Data records:
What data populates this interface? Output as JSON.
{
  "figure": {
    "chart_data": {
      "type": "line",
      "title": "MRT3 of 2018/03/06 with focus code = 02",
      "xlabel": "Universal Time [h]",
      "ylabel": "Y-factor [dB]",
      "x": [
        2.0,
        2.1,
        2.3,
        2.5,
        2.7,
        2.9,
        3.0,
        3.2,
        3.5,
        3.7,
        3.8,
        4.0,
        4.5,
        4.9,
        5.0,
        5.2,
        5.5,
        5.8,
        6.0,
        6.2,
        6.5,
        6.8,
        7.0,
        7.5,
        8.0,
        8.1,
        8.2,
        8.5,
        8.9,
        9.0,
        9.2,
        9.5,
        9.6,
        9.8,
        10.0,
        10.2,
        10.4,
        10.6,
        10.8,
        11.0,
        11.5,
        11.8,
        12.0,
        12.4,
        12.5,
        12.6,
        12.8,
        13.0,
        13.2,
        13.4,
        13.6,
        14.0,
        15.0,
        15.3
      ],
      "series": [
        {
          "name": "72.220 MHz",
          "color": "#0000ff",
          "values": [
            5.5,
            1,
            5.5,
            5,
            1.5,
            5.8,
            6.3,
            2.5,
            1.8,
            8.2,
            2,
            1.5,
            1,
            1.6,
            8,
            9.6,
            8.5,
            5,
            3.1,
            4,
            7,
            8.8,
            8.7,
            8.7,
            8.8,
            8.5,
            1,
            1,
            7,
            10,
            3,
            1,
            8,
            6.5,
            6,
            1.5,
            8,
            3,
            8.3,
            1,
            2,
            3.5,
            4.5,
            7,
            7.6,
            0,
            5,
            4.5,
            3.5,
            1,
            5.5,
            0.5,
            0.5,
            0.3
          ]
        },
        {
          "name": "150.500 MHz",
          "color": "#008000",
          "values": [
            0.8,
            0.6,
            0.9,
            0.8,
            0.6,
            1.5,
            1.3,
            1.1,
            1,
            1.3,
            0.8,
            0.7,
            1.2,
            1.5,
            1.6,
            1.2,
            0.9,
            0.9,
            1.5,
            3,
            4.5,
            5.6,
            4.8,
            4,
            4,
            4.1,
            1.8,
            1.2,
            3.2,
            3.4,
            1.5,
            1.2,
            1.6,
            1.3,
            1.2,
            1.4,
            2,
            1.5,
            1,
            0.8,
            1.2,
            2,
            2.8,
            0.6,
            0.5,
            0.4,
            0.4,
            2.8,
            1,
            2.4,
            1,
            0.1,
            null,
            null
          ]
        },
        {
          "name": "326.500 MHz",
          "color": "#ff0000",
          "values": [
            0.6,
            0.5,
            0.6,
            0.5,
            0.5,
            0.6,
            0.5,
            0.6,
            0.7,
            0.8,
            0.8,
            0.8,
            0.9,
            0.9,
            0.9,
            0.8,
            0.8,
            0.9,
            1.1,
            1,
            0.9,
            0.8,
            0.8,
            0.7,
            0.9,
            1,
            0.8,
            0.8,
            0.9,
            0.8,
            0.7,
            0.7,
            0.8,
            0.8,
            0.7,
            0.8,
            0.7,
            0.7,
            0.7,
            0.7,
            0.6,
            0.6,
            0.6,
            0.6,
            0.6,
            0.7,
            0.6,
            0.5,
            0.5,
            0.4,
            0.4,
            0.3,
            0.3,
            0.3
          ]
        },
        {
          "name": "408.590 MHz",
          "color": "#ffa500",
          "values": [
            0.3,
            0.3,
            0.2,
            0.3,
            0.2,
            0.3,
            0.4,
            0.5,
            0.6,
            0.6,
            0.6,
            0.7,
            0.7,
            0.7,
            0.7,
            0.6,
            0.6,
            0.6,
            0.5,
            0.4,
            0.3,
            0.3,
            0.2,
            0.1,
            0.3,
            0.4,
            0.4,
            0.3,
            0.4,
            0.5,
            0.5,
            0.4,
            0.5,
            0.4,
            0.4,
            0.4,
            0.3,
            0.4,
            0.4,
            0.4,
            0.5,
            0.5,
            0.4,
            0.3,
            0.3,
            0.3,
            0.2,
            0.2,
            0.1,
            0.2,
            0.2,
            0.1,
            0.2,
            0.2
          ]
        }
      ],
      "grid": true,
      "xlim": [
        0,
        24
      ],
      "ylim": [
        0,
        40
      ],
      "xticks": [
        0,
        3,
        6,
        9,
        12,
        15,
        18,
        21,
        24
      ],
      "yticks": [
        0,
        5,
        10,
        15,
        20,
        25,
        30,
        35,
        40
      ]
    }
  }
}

» **Required task**:
Quote the listing in full, please, keeping every line exact.

» **Written response**:
What data populates this interface? Output as JSON.
{
  "figure": {
    "chart_data": {
      "type": "line",
      "title": "MRT3 of 2018/03/06 with focus code = 02",
      "xlabel": "Universal Time [h]",
      "ylabel": "Y-factor [dB]",
      "x": [
        2.0,
        2.1,
        2.3,
        2.5,
        2.7,
        2.9,
        3.0,
        3.2,
        3.5,
        3.7,
        3.8,
        4.0,
        4.5,
        4.9,
        5.0,
        5.2,
        5.5,
        5.8,
        6.0,
        6.2,
        6.5,
        6.8,
        7.0,
        7.5,
        8.0,
        8.1,
        8.2,
        8.5,
        8.9,
        9.0,
        9.2,
        9.5,
        9.6,
        9.8,
        10.0,
        10.2,
        10.4,
        10.6,
        10.8,
        11.0,
        11.5,
        11.8,
        12.0,
        12.4,
        12.5,
        12.6,
        12.8,
        13.0,
        13.2,
        13.4,
        13.6,
        14.0,
        15.0,
        15.3
      ],
      "series": [
        {
          "name": "72.220 MHz",
          "color": "#0000ff",
          "values": [
            5.5,
            1,
            5.5,
            5,
            1.5,
            5.8,
            6.3,
            2.5,
            1.8,
            8.2,
            2,
            1.5,
            1,
            1.6,
            8,
            9.6,
            8.5,
            5,
            3.1,
            4,
            7,
            8.8,
            8.7,
            8.7,
            8.8,
            8.5,
            1,
            1,
            7,
            10,
            3,
            1,
            8,
            6.5,
            6,
            1.5,
            8,
            3,
            8.3,
            1,
            2,
            3.5,
            4.5,
            7,
            7.6,
            0,
            5,
            4.5,
            3.5,
            1,
            5.5,
            0.5,
            0.5,
            0.3
          ]
        },
        {
          "name": "150.500 MHz",
          "color": "#008000",
          "values": [
            0.8,
            0.6,
            0.9,
            0.8,
            0.6,
            1.5,
            1.3,
            1.1,
            1,
            1.3,
            0.8,
            0.7,
            1.2,
            1.5,
            1.6,
            1.2,
            0.9,
            0.9,
            1.5,
            3,
            4.5,
            5.6,
            4.8,
            4,
            4,
            4.1,
            1.8,
            1.2,
            3.2,
            3.4,
            1.5,
            1.2,
            1.6,
            1.3,
            1.2,
            1.4,
            2,
            1.5,
            1,
            0.8,
            1.2,
            2,
            2.8,
            0.6,
            0.5,
            0.4,
            0.4,
            2.8,
            1,
            2.4,
            1,
            0.1,
            null,
            null
          ]
        },
        {
          "name": "326.500 MHz",
          "color": "#ff0000",
          "values": [
            0.6,
            0.5,
            0.6,
            0.5,
            0.5,
            0.6,
            0.5,
            0.6,
            0.7,
            0.8,
            0.8,
            0.8,
            0.9,
            0.9,
            0.9,
            0.8,
            0.8,
            0.9,
            1.1,
            1,
            0.9,
            0.8,
            0.8,
            0.7,
            0.9,
            1,
            0.8,
            0.8,
            0.9,
            0.8,
            0.7,
            0.7,
            0.8,
            0.8,
            0.7,
            0.8,
            0.7,
            0.7,
            0.7,
            0.7,
            0.6,
            0.6,
            0.6,
            0.6,
            0.6,
            0.7,
            0.6,
            0.5,
            0.5,
            0.4,
            0.4,
            0.3,
            0.3,
            0.3
          ]
        },
        {
          "name": "408.590 MHz",
          "color": "#ffa500",
          "values": [
            0.3,
            0.3,
            0.2,
            0.3,
            0.2,
            0.3,
            0.4,
            0.5,
            0.6,
            0.6,
            0.6,
            0.7,
            0.7,
            0.7,
            0.7,
            0.6,
            0.6,
            0.6,
            0.5,
            0.4,
            0.3,
            0.3,
            0.2,
            0.1,
            0.3,
            0.4,
            0.4,
            0.3,
            0.4,
            0.5,
            0.5,
            0.4,
            0.5,
            0.4,
            0.4,
            0.4,
            0.3,
            0.4,
            0.4,
            0.4,
            0.5,
            0.5,
            0.4,
            0.3,
            0.3,
            0.3,
            0.2,
            0.2,
            0.1,
            0.2,
            0.2,
            0.1,
            0.2,
            0.2
          ]
        }
      ],
      "grid": true,
      "xlim": [
        0,
        24
      ],
      "ylim": [
        0,
        40
      ],
      "xticks": [
        0,
        3,
        6,
        9,
        12,
        15,
        18,
        21,
        24
      ],
      "yticks": [
        0,
        5,
        10,
        15,
        20,
        25,
        30,
        35,
        40
      ]
    }
  }
}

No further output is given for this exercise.